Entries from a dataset
________
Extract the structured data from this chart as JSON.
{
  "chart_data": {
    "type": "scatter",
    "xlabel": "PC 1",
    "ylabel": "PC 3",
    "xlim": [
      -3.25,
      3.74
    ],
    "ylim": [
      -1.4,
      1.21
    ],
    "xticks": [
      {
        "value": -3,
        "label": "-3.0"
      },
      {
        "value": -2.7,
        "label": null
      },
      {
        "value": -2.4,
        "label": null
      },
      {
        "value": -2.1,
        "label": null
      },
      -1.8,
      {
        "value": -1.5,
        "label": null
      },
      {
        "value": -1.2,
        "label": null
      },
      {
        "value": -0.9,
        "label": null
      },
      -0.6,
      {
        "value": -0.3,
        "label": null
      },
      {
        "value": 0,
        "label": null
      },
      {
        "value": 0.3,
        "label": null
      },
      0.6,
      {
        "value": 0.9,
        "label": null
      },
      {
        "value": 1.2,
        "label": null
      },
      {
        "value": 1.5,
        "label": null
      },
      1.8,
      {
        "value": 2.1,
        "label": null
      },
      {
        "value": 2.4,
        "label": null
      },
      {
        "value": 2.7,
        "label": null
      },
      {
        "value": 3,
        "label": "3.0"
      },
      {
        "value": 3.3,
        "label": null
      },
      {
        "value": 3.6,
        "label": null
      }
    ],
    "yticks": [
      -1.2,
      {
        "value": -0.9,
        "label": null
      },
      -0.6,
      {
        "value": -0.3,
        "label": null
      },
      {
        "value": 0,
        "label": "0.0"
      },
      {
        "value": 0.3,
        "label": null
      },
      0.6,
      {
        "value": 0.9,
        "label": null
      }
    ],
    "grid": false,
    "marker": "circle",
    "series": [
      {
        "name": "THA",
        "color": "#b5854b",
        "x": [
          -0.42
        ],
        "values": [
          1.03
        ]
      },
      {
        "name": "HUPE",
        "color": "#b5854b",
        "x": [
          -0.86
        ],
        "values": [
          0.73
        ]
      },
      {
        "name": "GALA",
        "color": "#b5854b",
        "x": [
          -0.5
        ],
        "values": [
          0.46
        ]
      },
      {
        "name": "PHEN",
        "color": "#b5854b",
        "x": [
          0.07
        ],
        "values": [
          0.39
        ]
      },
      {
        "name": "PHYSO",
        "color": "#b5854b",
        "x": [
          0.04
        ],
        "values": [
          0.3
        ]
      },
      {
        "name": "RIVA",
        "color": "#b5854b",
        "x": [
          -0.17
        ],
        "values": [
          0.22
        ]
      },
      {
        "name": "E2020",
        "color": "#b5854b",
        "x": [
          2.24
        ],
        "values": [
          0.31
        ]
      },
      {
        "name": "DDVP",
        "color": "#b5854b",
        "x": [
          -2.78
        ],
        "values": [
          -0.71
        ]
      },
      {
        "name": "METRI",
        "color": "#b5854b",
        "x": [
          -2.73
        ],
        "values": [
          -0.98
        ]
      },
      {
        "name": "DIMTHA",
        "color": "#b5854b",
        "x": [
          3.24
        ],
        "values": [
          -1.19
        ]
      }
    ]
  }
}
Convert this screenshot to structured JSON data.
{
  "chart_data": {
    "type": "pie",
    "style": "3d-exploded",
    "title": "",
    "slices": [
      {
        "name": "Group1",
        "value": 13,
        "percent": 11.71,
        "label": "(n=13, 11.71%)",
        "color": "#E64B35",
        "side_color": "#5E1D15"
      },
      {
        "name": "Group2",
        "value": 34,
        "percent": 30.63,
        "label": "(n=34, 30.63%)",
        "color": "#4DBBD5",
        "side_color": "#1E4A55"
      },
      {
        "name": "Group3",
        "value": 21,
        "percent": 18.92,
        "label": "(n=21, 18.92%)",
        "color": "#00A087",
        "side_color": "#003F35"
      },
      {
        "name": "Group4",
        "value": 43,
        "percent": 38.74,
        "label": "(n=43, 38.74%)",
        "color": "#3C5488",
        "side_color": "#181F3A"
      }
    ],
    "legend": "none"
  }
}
________
• Challenge: Restate all of the entries exactly, please.

• In response:
Extract the structured data from this chart as JSON.
{
  "chart_data": {
    "type": "scatter",
    "xlabel": "PC 1",
    "ylabel": "PC 3",
    "xlim": [
      -3.25,
      3.74
    ],
    "ylim": [
      -1.4,
      1.21
    ],
    "xticks": [
      {
        "value": -3,
        "label": "-3.0"
      },
      {
        "value": -2.7,
        "label": null
      },
      {
        "value": -2.4,
        "label": null
      },
      {
        "value": -2.1,
        "label": null
      },
      -1.8,
      {
        "value": -1.5,
        "label": null
      },
      {
        "value": -1.2,
        "label": null
      },
      {
        "value": -0.9,
        "label": null
      },
      -0.6,
      {
        "value": -0.3,
        "label": null
      },
      {
        "value": 0,
        "label": null
      },
      {
        "value": 0.3,
        "label": null
      },
      0.6,
      {
        "value": 0.9,
        "label": null
      },
      {
        "value": 1.2,
        "label": null
      },
      {
        "value": 1.5,
        "label": null
      },
      1.8,
      {
        "value": 2.1,
        "label": null
      },
      {
        "value": 2.4,
        "label": null
      },
      {
        "value": 2.7,
        "label": null
      },
      {
        "value": 3,
        "label": "3.0"
      },
      {
        "value": 3.3,
        "label": null
      },
      {
        "value": 3.6,
        "label": null
      }
    ],
    "yticks": [
      -1.2,
      {
        "value": -0.9,
        "label": null
      },
      -0.6,
      {
        "value": -0.3,
        "label": null
      },
      {
        "value": 0,
        "label": "0.0"
      },
      {
        "value": 0.3,
        "label": null
      },
      0.6,
      {
        "value": 0.9,
        "label": null
      }
    ],
    "grid": false,
    "marker": "circle",
    "series": [
      {
        "name": "THA",
        "color": "#b5854b",
        "x": [
          -0.42
        ],
        "values": [
          1.03
        ]
      },
      {
        "name": "HUPE",
        "color": "#b5854b",
        "x": [
          -0.86
        ],
        "values": [
          0.73
        ]
      },
      {
        "name": "GALA",
        "color": "#b5854b",
        "x": [
          -0.5
        ],
        "values": [
          0.46
        ]
      },
      {
        "name": "PHEN",
        "color": "#b5854b",
        "x": [
          0.07
        ],
        "values": [
          0.39
        ]
      },
      {
        "name": "PHYSO",
        "color": "#b5854b",
        "x": [
          0.04
        ],
        "values": [
          0.3
        ]
      },
      {
        "name": "RIVA",
        "color": "#b5854b",
        "x": [
          -0.17
        ],
        "values": [
          0.22
        ]
      },
      {
        "name": "E2020",
        "color": "#b5854b",
        "x": [
          2.24
        ],
        "values": [
          0.31
        ]
      },
      {
        "name": "DDVP",
        "color": "#b5854b",
        "x": [
          -2.78
        ],
        "values": [
          -0.71
        ]
      },
      {
        "name": "METRI",
        "color": "#b5854b",
        "x": [
          -2.73
        ],
        "values": [
          -0.98
        ]
      },
      {
        "name": "DIMTHA",
        "color": "#b5854b",
        "x": [
          3.24
        ],
        "values": [
          -1.19
        ]
      }
    ]
  }
}
Convert this screenshot to structured JSON data.
{
  "chart_data": {
    "type": "pie",
    "style": "3d-exploded",
    "title": "",
    "slices": [
      {
        "name": "Group1",
        "value": 13,
        "percent": 11.71,
        "label": "(n=13, 11.71%)",
        "color": "#E64B35",
        "side_color": "#5E1D15"
      },
      {
        "name": "Group2",
        "value": 34,
        "percent": 30.63,
        "label": "(n=34, 30.63%)",
        "color": "#4DBBD5",
        "side_color": "#1E4A55"
      },
      {
        "name": "Group3",
        "value": 21,
        "percent": 18.92,
        "label": "(n=21, 18.92%)",
        "color": "#00A087",
        "side_color": "#003F35"
      },
      {
        "name": "Group4",
        "value": 43,
        "percent": 38.74,
        "label": "(n=43, 38.74%)",
        "color": "#3C5488",
        "side_color": "#181F3A"
      }
    ],
    "legend": "none"
  }
}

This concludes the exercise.